● Task directions:
Quote the records in full and leave their pictures out.

"""

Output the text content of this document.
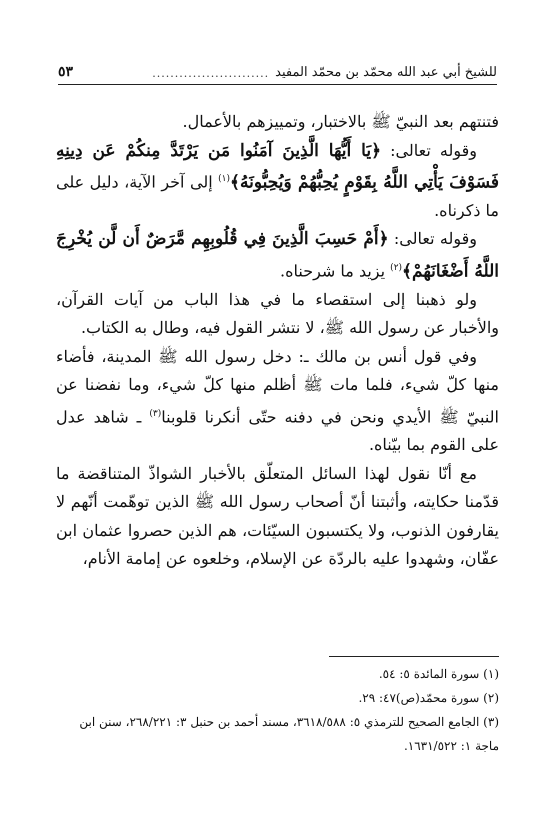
للشيخ أبي عبد الله محمّد بن محمّد المفيد
..........................
٥٣

فتنتهم بعد النبيّ ﷺ بالاختبار، وتمييزهم بالأعمال.

وقوله تعالى: ﴿يَا أَيُّهَا الَّذِينَ آمَنُوا مَن يَرْتَدَّ مِنكُمْ عَن دِينِهِ فَسَوْفَ يَأْتِي اللَّهُ بِقَوْمٍ يُحِبُّهُمْ وَيُحِبُّونَهُ﴾$^{(١)}$ إلى آخر الآية، دليل على ما ذكرناه.

وقوله تعالى: ﴿أَمْ حَسِبَ الَّذِينَ فِي قُلُوبِهِم مَّرَضٌ أَن لَّن يُخْرِجَ اللَّهُ أَضْغَانَهُمْ﴾$^{(٢)}$ يزيد ما شرحناه.

ولو ذهبنا إلى استقصاء ما في هذا الباب من آيات القرآن، والأخبار عن رسول الله ﷺ، لا نتشر القول فيه، وطال به الكتاب.

وفي قول أنس بن مالك ـ: دخل رسول الله ﷺ المدينة، فأضاء منها كلّ شيء، فلما مات ﷺ أظلم منها كلّ شيء، وما نفضنا عن النبيّ ﷺ الأيدي ونحن في دفنه حتّى أنكرنا قلوبنا$^{(٣)}$ ـ شاهد عدل على القوم بما بيّناه.

مع أنّا نقول لهذا السائل المتعلّق بالأخبار الشواذّ المتناقضة ما قدّمنا حكايته، وأثبتنا أنّ أصحاب رسول الله ﷺ الذين توهّمت أنّهم لا يقارفون الذنوب، ولا يكتسبون السيّئات، هم الذين حصروا عثمان ابن عفّان، وشهدوا عليه بالردّة عن الإسلام، وخلعوه عن إمامة الأنام،

(١) سورة المائدة ٥: ٥٤.

(٢) سورة محمّد(ص)٤٧: ٢٩.

(٣) الجامع الصحيح للترمذي ٥: ٣٦١٨/٥٨٨، مسند أحمد بن حنبل ٣: ٢٦٨/٢٢١، سنن ابن ماجة ١: ١٦٣١/٥٢٢.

"""

● Correct response:
Output the text content of this document.
للشيخ أبي عبد الله محمّد بن محمّد المفيد
..........................
٥٣

فتنتهم بعد النبيّ ﷺ بالاختبار، وتمييزهم بالأعمال.

وقوله تعالى: ﴿يَا أَيُّهَا الَّذِينَ آمَنُوا مَن يَرْتَدَّ مِنكُمْ عَن دِينِهِ فَسَوْفَ يَأْتِي اللَّهُ بِقَوْمٍ يُحِبُّهُمْ وَيُحِبُّونَهُ﴾$^{(١)}$ إلى آخر الآية، دليل على ما ذكرناه.

وقوله تعالى: ﴿أَمْ حَسِبَ الَّذِينَ فِي قُلُوبِهِم مَّرَضٌ أَن لَّن يُخْرِجَ اللَّهُ أَضْغَانَهُمْ﴾$^{(٢)}$ يزيد ما شرحناه.

ولو ذهبنا إلى استقصاء ما في هذا الباب من آيات القرآن، والأخبار عن رسول الله ﷺ، لا نتشر القول فيه، وطال به الكتاب.

وفي قول أنس بن مالك ـ: دخل رسول الله ﷺ المدينة، فأضاء منها كلّ شيء، فلما مات ﷺ أظلم منها كلّ شيء، وما نفضنا عن النبيّ ﷺ الأيدي ونحن في دفنه حتّى أنكرنا قلوبنا$^{(٣)}$ ـ شاهد عدل على القوم بما بيّناه.

مع أنّا نقول لهذا السائل المتعلّق بالأخبار الشواذّ المتناقضة ما قدّمنا حكايته، وأثبتنا أنّ أصحاب رسول الله ﷺ الذين توهّمت أنّهم لا يقارفون الذنوب، ولا يكتسبون السيّئات، هم الذين حصروا عثمان ابن عفّان، وشهدوا عليه بالردّة عن الإسلام، وخلعوه عن إمامة الأنام،

(١) سورة المائدة ٥: ٥٤.

(٢) سورة محمّد(ص)٤٧: ٢٩.

(٣) الجامع الصحيح للترمذي ٥: ٣٦١٨/٥٨٨، مسند أحمد بن حنبل ٣: ٢٦٨/٢٢١، سنن ابن ماجة ١: ١٦٣١/٥٢٢.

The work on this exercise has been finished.